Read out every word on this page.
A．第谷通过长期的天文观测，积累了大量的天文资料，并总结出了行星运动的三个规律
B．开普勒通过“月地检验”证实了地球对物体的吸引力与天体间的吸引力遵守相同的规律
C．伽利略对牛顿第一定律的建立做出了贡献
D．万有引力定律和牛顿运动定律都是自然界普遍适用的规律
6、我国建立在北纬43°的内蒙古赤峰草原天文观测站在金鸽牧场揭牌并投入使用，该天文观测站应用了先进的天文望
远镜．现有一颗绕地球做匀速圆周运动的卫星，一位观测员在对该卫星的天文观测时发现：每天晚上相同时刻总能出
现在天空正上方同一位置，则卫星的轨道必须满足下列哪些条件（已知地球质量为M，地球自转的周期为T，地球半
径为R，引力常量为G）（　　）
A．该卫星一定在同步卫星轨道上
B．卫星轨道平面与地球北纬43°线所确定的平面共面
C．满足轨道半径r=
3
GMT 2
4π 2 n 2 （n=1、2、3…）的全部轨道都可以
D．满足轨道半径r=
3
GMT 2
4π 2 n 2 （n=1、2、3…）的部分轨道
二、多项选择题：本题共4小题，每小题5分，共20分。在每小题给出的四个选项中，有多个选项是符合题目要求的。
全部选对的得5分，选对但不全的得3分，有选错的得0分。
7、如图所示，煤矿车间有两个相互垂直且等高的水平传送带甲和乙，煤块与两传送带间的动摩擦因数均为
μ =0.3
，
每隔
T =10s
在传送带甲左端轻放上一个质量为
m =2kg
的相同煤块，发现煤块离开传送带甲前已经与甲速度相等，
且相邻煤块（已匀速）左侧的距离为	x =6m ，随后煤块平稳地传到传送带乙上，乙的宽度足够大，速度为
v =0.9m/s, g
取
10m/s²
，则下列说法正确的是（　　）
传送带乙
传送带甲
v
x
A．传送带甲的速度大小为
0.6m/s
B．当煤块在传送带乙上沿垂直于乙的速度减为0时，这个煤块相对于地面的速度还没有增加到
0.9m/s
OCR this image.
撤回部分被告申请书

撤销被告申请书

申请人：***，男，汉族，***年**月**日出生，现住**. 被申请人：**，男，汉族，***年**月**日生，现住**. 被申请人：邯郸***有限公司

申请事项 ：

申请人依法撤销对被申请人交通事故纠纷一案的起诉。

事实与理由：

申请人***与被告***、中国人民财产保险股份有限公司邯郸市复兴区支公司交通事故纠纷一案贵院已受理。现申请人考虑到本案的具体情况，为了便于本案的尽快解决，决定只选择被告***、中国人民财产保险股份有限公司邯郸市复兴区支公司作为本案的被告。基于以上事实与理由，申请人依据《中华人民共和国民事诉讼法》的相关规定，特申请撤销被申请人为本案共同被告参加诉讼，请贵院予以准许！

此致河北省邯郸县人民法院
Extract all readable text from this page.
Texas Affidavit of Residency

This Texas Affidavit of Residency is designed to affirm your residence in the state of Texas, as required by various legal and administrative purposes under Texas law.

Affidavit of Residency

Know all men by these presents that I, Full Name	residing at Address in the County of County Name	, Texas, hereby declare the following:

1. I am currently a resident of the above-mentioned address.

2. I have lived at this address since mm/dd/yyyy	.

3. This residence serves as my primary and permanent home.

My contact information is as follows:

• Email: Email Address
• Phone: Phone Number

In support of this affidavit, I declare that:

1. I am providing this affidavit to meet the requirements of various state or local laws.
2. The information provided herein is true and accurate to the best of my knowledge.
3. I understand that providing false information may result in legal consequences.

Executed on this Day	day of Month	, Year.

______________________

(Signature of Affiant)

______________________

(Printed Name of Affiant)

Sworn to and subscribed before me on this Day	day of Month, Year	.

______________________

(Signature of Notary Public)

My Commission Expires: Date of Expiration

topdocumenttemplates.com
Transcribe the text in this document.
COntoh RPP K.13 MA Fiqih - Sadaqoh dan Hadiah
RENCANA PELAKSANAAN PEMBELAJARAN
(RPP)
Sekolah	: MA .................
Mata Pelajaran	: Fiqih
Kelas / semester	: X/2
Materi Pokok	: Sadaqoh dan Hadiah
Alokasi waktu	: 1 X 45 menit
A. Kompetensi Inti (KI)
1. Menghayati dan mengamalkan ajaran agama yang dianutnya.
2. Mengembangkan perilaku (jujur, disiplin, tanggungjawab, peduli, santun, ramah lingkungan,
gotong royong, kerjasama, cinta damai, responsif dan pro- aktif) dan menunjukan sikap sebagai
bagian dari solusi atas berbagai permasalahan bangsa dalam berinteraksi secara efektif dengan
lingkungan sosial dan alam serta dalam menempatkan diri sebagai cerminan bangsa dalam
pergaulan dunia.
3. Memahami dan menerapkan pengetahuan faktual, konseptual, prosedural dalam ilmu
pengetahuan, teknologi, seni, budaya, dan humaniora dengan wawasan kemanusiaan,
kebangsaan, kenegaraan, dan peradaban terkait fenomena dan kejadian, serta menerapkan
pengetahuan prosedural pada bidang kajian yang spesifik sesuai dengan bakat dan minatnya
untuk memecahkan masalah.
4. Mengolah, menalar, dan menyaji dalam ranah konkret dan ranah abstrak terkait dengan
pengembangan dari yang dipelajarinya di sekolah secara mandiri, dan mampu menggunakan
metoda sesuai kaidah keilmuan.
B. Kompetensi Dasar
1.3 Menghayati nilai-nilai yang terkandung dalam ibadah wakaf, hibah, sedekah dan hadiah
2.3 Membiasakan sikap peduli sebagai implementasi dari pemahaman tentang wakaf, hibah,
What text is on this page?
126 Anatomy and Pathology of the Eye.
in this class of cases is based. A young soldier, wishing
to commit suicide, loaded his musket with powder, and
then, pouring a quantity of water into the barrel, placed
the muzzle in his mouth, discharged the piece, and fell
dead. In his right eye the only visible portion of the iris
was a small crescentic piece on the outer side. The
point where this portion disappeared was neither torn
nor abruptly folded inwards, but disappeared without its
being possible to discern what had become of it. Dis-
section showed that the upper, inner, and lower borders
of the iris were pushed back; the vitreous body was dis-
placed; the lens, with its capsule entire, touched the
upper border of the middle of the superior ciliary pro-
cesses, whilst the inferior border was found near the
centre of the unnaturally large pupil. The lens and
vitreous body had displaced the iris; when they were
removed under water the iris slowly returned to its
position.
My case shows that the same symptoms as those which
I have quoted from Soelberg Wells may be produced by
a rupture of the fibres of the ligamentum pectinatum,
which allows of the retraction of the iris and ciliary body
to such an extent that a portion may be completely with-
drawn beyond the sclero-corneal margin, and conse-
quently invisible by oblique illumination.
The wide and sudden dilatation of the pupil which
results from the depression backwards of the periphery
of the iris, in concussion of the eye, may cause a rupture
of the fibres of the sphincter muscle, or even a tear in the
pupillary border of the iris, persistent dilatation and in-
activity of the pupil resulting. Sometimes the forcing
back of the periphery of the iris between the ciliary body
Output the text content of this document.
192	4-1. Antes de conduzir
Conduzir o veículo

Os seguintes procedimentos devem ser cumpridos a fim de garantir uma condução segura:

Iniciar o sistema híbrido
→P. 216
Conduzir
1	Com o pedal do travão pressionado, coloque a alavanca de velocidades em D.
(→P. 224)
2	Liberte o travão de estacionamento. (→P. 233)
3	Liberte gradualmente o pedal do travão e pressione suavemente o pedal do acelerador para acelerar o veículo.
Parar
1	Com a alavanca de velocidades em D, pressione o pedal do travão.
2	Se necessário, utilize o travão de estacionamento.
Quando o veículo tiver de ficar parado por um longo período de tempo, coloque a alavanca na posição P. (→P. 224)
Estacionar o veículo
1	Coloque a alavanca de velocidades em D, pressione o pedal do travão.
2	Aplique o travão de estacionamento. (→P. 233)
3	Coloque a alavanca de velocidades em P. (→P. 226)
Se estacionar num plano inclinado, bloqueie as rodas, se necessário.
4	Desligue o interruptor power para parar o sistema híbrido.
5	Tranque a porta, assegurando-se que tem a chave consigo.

......

Return every line in the listing that contains the word "Fiqih".

Answer for this exercise:
COntoh RPP K.13 MA Fiqih - Sadaqoh dan Hadiah
Mata Pelajaran	: Fiqih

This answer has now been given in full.